---- Entries shown

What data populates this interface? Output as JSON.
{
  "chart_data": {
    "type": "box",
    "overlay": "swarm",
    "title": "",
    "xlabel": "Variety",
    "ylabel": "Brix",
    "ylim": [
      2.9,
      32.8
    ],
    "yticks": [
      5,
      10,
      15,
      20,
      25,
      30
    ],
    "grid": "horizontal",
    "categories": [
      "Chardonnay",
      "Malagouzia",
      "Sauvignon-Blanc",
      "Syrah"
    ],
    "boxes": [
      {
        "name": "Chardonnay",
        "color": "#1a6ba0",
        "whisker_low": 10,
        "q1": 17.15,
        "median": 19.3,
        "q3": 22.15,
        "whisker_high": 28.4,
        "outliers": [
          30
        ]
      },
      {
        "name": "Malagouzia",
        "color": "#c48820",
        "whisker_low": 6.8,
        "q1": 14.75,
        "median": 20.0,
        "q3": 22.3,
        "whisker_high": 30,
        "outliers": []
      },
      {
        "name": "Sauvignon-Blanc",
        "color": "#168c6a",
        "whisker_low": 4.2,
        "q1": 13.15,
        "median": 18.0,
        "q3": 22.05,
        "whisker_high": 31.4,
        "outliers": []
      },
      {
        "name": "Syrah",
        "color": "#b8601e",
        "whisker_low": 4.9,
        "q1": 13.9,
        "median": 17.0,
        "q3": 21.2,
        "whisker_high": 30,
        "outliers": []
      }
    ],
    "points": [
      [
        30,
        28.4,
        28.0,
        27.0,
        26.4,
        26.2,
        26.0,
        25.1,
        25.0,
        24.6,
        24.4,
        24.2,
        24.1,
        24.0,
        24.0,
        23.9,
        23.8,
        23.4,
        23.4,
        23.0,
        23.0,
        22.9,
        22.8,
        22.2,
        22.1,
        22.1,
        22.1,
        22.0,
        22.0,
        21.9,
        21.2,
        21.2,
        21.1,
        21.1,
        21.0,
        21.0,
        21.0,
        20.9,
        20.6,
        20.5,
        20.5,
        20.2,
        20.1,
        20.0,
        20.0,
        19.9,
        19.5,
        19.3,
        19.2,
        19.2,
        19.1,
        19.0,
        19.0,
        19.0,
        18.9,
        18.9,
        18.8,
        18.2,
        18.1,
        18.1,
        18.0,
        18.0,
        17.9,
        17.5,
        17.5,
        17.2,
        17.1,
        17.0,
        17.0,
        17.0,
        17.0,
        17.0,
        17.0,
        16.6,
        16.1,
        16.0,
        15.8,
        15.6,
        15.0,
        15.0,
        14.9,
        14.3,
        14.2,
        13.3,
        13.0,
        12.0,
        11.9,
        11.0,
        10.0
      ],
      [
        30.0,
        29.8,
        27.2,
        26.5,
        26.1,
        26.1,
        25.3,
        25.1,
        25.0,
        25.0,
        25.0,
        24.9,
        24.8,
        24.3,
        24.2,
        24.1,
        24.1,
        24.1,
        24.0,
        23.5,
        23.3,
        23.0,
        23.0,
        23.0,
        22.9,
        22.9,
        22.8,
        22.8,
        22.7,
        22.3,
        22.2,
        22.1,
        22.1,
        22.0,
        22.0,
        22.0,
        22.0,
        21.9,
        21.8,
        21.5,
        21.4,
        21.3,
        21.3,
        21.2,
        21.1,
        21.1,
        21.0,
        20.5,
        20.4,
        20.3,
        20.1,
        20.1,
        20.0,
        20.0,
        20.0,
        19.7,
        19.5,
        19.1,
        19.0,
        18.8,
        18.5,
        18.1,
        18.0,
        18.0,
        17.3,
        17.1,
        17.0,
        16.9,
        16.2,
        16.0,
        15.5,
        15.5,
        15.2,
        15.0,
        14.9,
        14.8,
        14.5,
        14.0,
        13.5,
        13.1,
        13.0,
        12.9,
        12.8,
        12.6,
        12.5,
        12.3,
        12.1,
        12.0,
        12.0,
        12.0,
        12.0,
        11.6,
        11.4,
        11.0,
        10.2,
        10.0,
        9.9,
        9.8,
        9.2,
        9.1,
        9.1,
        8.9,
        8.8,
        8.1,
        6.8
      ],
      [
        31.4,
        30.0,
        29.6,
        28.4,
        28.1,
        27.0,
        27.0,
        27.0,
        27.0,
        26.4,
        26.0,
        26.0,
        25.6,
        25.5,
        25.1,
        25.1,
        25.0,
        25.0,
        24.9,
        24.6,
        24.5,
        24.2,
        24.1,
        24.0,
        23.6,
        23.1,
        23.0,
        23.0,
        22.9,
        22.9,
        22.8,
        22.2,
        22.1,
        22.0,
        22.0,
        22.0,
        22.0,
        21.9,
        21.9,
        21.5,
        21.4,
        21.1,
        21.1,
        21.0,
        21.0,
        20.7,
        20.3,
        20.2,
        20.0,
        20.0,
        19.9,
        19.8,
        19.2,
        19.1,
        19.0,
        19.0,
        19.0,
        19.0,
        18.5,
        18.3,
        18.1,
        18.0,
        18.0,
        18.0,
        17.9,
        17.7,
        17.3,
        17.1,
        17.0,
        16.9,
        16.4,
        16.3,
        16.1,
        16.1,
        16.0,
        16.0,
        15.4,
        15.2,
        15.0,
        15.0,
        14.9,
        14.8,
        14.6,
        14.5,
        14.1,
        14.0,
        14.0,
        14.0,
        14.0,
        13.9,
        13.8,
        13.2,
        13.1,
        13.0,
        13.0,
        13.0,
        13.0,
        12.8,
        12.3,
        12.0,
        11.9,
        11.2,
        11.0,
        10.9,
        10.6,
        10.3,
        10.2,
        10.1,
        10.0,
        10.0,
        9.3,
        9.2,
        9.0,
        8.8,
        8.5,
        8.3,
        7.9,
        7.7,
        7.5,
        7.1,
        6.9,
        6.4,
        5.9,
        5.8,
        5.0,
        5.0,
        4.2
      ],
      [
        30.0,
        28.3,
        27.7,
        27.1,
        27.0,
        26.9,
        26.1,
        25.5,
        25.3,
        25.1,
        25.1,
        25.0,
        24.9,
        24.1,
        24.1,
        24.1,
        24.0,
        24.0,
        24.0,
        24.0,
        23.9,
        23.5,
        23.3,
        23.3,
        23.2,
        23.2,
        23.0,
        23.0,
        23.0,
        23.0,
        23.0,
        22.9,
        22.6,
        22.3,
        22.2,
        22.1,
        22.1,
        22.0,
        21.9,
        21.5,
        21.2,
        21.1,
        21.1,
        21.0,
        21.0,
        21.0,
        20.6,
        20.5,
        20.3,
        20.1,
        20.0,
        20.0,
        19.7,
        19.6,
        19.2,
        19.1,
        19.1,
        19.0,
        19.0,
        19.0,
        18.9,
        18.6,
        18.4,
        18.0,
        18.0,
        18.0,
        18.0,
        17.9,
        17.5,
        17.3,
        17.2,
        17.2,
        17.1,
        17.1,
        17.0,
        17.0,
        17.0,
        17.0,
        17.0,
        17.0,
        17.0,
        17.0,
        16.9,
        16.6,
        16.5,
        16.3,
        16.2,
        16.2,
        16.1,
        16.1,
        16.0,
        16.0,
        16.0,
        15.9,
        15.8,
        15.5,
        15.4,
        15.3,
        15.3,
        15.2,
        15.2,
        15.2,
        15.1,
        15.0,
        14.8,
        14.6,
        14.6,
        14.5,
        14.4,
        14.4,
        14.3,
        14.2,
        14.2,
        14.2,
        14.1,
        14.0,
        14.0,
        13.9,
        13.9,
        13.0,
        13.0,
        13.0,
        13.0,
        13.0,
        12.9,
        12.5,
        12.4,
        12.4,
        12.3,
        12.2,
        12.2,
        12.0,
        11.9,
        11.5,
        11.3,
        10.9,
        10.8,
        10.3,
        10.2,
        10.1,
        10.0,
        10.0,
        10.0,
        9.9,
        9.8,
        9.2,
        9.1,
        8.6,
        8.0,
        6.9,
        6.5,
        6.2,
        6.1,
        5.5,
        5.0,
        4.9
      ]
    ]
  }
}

--------

Write out every line of the preceding listing that contains "color".

        "color": "#1a6ba0",
        "color": "#c48820",
        "color": "#168c6a",
        "color": "#b8601e",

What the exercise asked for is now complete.